┌──

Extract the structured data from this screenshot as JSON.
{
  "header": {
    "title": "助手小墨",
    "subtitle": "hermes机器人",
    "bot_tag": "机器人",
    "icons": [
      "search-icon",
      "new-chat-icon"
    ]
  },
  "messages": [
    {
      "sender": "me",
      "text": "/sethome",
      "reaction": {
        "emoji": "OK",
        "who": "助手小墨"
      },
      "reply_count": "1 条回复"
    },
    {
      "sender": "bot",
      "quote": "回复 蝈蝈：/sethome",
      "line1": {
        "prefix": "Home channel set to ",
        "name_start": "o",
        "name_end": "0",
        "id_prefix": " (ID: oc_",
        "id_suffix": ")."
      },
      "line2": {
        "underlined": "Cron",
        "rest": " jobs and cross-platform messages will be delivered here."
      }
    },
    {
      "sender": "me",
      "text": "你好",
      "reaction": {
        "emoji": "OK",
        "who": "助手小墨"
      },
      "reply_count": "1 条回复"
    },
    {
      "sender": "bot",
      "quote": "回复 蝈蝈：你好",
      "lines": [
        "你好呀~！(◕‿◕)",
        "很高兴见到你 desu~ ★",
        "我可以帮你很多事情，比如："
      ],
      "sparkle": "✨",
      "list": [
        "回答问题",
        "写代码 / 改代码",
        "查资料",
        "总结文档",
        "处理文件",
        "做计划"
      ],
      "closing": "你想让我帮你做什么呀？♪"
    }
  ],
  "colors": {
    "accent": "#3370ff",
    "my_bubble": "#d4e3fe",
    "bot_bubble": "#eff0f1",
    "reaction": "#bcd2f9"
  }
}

└──

> **What you need to do**: Each record above should be returned exactly as it appears.

> **Exercise response**:
Extract the structured data from this screenshot as JSON.
{
  "header": {
    "title": "助手小墨",
    "subtitle": "hermes机器人",
    "bot_tag": "机器人",
    "icons": [
      "search-icon",
      "new-chat-icon"
    ]
  },
  "messages": [
    {
      "sender": "me",
      "text": "/sethome",
      "reaction": {
        "emoji": "OK",
        "who": "助手小墨"
      },
      "reply_count": "1 条回复"
    },
    {
      "sender": "bot",
      "quote": "回复 蝈蝈：/sethome",
      "line1": {
        "prefix": "Home channel set to ",
        "name_start": "o",
        "name_end": "0",
        "id_prefix": " (ID: oc_",
        "id_suffix": ")."
      },
      "line2": {
        "underlined": "Cron",
        "rest": " jobs and cross-platform messages will be delivered here."
      }
    },
    {
      "sender": "me",
      "text": "你好",
      "reaction": {
        "emoji": "OK",
        "who": "助手小墨"
      },
      "reply_count": "1 条回复"
    },
    {
      "sender": "bot",
      "quote": "回复 蝈蝈：你好",
      "lines": [
        "你好呀~！(◕‿◕)",
        "很高兴见到你 desu~ ★",
        "我可以帮你很多事情，比如："
      ],
      "sparkle": "✨",
      "list": [
        "回答问题",
        "写代码 / 改代码",
        "查资料",
        "总结文档",
        "处理文件",
        "做计划"
      ],
      "closing": "你想让我帮你做什么呀？♪"
    }
  ],
  "colors": {
    "accent": "#3370ff",
    "my_bubble": "#d4e3fe",
    "bot_bubble": "#eff0f1",
    "reaction": "#bcd2f9"
  }
}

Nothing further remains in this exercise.